◆ Task goal
Only lines holding the word "above" should be copied from the material.

◆ Available records
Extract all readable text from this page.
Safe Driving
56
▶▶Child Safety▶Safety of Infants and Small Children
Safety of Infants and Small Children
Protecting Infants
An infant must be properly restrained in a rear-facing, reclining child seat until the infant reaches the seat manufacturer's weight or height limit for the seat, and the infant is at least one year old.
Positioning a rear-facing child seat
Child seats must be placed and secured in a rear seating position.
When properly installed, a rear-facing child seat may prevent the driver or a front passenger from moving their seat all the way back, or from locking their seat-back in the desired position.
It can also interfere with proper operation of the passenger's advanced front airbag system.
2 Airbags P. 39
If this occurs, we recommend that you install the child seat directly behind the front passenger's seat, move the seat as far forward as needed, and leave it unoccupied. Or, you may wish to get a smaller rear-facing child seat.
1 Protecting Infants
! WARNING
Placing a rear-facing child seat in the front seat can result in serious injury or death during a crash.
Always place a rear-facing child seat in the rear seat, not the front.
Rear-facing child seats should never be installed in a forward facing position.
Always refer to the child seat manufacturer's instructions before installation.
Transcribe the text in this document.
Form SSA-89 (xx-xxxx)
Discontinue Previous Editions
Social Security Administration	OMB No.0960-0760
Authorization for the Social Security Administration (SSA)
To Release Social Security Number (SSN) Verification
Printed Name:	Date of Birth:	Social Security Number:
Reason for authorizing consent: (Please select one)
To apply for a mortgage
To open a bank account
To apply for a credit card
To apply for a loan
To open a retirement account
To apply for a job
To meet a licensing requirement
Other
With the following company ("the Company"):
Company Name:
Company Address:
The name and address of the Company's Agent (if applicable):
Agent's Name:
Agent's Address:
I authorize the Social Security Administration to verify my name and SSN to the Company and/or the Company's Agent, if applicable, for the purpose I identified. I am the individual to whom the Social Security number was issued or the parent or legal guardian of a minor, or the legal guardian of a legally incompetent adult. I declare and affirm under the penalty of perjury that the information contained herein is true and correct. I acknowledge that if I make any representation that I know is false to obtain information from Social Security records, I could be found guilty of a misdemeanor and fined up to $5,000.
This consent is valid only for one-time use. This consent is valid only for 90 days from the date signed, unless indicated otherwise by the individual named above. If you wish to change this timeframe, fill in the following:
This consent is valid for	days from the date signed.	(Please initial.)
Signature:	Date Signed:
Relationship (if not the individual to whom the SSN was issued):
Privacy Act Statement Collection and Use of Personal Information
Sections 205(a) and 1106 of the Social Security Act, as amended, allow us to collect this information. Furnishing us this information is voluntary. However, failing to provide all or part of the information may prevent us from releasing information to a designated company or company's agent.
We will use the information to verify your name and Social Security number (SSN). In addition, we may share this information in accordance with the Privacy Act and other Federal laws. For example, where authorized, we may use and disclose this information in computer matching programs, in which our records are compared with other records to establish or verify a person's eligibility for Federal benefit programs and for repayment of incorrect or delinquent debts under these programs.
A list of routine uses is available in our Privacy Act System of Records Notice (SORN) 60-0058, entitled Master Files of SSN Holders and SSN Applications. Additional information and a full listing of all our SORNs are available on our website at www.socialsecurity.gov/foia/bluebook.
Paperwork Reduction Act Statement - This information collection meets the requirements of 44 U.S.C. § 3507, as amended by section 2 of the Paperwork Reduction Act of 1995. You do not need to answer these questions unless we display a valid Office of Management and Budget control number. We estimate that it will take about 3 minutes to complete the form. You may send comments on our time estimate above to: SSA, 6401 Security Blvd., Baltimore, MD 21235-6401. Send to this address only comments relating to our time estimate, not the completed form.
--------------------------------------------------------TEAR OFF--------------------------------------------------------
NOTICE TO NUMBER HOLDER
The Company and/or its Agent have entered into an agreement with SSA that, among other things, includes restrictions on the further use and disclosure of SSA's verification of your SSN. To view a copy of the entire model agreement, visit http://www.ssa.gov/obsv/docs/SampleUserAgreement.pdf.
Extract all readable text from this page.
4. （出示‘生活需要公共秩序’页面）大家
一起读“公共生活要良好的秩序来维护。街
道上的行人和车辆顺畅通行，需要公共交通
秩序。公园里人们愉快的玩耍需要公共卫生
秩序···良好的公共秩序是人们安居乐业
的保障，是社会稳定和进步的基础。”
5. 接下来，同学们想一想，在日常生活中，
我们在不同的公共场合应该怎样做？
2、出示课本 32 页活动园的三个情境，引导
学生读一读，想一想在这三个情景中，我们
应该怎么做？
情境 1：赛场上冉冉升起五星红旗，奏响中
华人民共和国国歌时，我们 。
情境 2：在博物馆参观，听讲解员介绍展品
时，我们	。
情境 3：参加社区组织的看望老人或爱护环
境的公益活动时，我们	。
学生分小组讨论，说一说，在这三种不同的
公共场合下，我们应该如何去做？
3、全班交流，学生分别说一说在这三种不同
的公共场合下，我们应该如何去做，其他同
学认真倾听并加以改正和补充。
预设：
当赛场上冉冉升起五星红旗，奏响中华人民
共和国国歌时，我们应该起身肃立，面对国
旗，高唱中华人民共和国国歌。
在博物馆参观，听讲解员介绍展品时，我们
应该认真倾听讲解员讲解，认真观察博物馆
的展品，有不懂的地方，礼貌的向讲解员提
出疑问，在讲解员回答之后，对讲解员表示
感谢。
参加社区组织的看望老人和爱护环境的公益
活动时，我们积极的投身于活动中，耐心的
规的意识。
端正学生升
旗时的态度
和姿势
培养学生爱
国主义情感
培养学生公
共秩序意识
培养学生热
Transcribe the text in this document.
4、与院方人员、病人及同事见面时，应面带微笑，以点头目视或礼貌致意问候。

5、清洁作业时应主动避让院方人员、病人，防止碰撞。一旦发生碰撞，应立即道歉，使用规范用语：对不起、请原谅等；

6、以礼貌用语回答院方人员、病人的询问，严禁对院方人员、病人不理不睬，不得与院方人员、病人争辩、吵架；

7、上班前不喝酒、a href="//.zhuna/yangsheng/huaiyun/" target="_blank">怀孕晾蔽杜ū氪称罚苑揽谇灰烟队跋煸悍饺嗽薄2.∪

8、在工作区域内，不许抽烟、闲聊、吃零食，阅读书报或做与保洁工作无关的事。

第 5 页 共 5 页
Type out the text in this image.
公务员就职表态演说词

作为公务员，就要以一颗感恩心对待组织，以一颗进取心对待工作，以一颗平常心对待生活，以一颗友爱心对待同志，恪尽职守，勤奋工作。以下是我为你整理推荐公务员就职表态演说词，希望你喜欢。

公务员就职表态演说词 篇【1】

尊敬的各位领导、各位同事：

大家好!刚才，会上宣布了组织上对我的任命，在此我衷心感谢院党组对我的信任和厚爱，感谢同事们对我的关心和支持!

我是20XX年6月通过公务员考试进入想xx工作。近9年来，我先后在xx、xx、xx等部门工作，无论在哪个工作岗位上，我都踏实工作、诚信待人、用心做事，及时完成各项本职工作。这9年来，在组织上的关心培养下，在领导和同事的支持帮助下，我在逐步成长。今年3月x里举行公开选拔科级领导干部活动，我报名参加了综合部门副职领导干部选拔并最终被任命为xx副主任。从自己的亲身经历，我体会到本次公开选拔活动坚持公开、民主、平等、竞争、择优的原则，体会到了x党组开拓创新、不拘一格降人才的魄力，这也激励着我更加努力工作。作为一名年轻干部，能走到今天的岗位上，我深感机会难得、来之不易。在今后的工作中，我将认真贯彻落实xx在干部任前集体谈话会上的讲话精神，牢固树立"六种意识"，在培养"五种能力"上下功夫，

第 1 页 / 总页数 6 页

◆ Final result
This consent is valid only for one-time use. This consent is valid only for 90 days from the date signed, unless indicated otherwise by the individual named above. If you wish to change this timeframe, fill in the following:
Paperwork Reduction Act Statement - This information collection meets the requirements of 44 U.S.C. § 3507, as amended by section 2 of the Paperwork Reduction Act of 1995. You do not need to answer these questions unless we display a valid Office of Management and Budget control number. We estimate that it will take about 3 minutes to complete the form. You may send comments on our time estimate above to: SSA, 6401 Security Blvd., Baltimore, MD 21235-6401. Send to this address only comments relating to our time estimate, not the completed form.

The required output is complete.